Duplicate the rows from the first one through the line containing "bar-recycling: [421, 297, 454, 468]", including both ends.

Element boundary rows
******

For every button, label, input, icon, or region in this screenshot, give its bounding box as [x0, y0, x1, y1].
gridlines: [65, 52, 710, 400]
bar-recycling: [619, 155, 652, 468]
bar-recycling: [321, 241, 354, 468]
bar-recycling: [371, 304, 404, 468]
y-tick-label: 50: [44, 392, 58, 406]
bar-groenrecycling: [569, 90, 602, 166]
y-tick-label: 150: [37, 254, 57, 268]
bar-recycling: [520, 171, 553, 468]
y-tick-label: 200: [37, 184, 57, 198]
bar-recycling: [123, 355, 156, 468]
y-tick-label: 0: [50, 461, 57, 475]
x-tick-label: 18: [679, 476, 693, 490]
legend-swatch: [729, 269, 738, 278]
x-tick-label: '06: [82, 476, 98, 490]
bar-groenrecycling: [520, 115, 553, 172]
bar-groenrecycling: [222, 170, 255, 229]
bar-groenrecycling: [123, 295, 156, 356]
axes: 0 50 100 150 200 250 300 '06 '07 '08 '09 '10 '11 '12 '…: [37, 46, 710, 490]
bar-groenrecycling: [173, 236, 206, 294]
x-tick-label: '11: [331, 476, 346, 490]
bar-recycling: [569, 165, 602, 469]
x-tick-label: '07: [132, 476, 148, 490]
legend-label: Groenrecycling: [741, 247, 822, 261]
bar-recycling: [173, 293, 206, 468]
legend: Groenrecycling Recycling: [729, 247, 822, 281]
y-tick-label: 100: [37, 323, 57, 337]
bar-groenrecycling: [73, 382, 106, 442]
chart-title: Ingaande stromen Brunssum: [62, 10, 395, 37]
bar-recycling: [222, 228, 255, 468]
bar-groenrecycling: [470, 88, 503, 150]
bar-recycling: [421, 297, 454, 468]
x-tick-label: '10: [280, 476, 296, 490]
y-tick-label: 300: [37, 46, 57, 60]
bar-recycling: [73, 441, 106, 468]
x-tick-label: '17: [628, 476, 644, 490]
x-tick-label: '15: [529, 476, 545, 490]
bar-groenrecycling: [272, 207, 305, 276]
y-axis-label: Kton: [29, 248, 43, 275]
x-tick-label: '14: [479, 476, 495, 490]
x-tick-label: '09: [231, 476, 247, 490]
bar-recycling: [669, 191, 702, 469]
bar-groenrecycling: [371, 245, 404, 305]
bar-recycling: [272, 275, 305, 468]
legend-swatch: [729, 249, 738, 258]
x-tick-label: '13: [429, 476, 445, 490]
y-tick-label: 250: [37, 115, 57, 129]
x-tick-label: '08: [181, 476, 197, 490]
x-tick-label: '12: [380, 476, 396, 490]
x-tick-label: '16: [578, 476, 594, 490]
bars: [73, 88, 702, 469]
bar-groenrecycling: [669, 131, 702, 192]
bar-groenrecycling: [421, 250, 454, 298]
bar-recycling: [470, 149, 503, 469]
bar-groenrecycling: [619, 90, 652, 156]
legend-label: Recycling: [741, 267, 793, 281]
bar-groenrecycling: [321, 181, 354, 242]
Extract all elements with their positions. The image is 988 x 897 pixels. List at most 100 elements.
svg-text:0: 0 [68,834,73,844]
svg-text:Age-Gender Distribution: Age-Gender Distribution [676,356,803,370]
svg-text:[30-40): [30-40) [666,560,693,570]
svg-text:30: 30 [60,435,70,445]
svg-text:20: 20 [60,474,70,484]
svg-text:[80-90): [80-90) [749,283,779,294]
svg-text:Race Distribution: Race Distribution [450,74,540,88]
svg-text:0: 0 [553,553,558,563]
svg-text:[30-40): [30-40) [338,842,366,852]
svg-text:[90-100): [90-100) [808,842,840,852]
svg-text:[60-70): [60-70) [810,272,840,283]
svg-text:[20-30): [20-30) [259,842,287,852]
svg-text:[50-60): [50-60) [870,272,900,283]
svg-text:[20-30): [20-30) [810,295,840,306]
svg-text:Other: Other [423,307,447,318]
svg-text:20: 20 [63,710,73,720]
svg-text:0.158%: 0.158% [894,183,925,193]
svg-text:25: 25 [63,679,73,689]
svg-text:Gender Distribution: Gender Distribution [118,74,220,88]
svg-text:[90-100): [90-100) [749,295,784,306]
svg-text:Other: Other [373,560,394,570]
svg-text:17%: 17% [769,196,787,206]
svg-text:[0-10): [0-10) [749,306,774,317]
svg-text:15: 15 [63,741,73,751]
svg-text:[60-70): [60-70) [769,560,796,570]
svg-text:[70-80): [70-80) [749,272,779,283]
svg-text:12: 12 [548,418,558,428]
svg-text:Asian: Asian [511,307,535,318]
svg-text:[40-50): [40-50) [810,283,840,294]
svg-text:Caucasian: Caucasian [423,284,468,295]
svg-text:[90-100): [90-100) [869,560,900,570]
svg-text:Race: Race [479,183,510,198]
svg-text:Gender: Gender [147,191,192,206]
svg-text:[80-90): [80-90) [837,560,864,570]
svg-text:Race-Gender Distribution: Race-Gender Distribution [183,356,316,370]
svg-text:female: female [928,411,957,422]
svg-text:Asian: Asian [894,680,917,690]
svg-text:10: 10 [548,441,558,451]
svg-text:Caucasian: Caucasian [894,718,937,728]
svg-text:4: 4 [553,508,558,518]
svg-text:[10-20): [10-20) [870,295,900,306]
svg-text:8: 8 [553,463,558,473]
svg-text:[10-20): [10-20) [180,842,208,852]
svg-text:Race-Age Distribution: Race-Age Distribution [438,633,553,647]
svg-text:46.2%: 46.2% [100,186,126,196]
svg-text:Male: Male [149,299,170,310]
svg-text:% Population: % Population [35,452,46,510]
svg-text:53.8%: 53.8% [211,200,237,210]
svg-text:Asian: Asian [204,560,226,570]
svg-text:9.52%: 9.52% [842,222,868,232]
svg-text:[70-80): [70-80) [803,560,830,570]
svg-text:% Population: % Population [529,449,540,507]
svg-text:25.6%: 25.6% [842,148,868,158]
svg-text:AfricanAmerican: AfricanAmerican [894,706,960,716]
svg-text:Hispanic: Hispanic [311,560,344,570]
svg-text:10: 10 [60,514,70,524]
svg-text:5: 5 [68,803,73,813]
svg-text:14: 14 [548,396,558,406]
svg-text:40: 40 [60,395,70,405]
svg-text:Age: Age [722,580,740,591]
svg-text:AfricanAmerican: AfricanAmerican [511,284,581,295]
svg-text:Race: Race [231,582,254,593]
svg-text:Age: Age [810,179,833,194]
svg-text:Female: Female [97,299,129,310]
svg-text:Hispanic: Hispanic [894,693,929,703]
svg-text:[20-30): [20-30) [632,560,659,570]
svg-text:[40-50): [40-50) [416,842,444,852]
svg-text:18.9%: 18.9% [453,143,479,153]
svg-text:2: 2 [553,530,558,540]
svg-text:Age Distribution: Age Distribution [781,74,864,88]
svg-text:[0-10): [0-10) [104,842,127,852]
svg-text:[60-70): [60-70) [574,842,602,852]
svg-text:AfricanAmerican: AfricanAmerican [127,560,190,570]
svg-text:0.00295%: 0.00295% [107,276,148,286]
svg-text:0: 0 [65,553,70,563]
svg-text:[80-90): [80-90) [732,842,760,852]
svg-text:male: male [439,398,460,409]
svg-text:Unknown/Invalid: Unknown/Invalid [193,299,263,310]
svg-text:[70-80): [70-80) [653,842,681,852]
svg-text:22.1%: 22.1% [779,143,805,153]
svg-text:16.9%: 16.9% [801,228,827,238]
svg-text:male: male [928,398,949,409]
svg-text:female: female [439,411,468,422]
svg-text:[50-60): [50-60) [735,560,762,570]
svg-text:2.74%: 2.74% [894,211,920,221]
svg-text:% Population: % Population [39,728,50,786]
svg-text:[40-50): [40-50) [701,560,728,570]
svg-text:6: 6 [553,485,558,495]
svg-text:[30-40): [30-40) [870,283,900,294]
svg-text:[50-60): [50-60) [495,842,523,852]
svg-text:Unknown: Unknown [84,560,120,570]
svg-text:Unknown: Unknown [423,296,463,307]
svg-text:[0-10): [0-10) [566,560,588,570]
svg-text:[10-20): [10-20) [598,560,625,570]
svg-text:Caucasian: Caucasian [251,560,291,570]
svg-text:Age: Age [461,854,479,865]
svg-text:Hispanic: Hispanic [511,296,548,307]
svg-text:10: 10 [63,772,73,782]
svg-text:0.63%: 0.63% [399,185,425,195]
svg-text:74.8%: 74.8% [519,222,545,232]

******

Output of the task:
For every button, label, input, icon, or region in this screenshot, give its bounding box as [x0, y0, x1, y1].
gridlines: [65, 52, 710, 400]
bar-recycling: [619, 155, 652, 468]
bar-recycling: [321, 241, 354, 468]
bar-recycling: [371, 304, 404, 468]
y-tick-label: 50: [44, 392, 58, 406]
bar-groenrecycling: [569, 90, 602, 166]
y-tick-label: 150: [37, 254, 57, 268]
bar-recycling: [520, 171, 553, 468]
y-tick-label: 200: [37, 184, 57, 198]
bar-recycling: [123, 355, 156, 468]
y-tick-label: 0: [50, 461, 57, 475]
x-tick-label: 18: [679, 476, 693, 490]
legend-swatch: [729, 269, 738, 278]
x-tick-label: '06: [82, 476, 98, 490]
bar-groenrecycling: [520, 115, 553, 172]
bar-groenrecycling: [222, 170, 255, 229]
bar-groenrecycling: [123, 295, 156, 356]
axes: 0 50 100 150 200 250 300 '06 '07 '08 '09 '10 '11 '12 '…: [37, 46, 710, 490]
bar-groenrecycling: [173, 236, 206, 294]
x-tick-label: '11: [331, 476, 346, 490]
bar-recycling: [569, 165, 602, 469]
x-tick-label: '07: [132, 476, 148, 490]
legend-label: Groenrecycling: [741, 247, 822, 261]
bar-recycling: [173, 293, 206, 468]
legend: Groenrecycling Recycling: [729, 247, 822, 281]
y-tick-label: 100: [37, 323, 57, 337]
bar-groenrecycling: [73, 382, 106, 442]
chart-title: Ingaande stromen Brunssum: [62, 10, 395, 37]
bar-recycling: [222, 228, 255, 468]
bar-groenrecycling: [470, 88, 503, 150]
bar-recycling: [421, 297, 454, 468]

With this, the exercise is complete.